▶ **Do this**
Can you echo these lines back exactly as they appear in the material?
======== Given data ========
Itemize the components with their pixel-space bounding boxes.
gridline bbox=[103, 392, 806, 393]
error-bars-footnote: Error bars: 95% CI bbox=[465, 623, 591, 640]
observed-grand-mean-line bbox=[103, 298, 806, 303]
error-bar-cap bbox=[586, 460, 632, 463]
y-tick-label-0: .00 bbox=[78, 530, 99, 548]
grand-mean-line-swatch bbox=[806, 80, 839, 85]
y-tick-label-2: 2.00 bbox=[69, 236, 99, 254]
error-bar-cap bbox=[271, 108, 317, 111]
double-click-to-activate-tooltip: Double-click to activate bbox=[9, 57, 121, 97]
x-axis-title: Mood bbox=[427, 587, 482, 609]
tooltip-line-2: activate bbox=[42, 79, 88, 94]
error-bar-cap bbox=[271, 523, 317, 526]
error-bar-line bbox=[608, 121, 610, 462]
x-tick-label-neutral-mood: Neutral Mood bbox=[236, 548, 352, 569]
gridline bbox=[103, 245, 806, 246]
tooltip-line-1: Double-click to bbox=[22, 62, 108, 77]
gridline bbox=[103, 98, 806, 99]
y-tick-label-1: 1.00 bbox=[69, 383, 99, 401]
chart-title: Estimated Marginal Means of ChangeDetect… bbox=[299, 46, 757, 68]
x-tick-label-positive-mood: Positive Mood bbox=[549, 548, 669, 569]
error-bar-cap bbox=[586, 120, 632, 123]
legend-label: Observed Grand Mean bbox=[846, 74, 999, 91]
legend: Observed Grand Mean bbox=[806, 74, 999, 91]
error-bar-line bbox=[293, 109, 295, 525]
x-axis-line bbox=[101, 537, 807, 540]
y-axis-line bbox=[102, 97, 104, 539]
========
▶ **Completed task**
Itemize the components with their pixel-space bounding boxes.
gridline bbox=[103, 392, 806, 393]
error-bars-footnote: Error bars: 95% CI bbox=[465, 623, 591, 640]
observed-grand-mean-line bbox=[103, 298, 806, 303]
error-bar-cap bbox=[586, 460, 632, 463]
y-tick-label-0: .00 bbox=[78, 530, 99, 548]
grand-mean-line-swatch bbox=[806, 80, 839, 85]
y-tick-label-2: 2.00 bbox=[69, 236, 99, 254]
error-bar-cap bbox=[271, 108, 317, 111]
double-click-to-activate-tooltip: Double-click to activate bbox=[9, 57, 121, 97]
x-axis-title: Mood bbox=[427, 587, 482, 609]
tooltip-line-2: activate bbox=[42, 79, 88, 94]
error-bar-cap bbox=[271, 523, 317, 526]
error-bar-line bbox=[608, 121, 610, 462]
x-tick-label-neutral-mood: Neutral Mood bbox=[236, 548, 352, 569]
gridline bbox=[103, 245, 806, 246]
tooltip-line-1: Double-click to bbox=[22, 62, 108, 77]
gridline bbox=[103, 98, 806, 99]
y-tick-label-1: 1.00 bbox=[69, 383, 99, 401]
chart-title: Estimated Marginal Means of ChangeDetect… bbox=[299, 46, 757, 68]
x-tick-label-positive-mood: Positive Mood bbox=[549, 548, 669, 569]
error-bar-cap bbox=[586, 120, 632, 123]
legend-label: Observed Grand Mean bbox=[846, 74, 999, 91]
legend: Observed Grand Mean bbox=[806, 74, 999, 91]
error-bar-line bbox=[293, 109, 295, 525]
x-axis-line bbox=[101, 537, 807, 540]
y-axis-line bbox=[102, 97, 104, 539]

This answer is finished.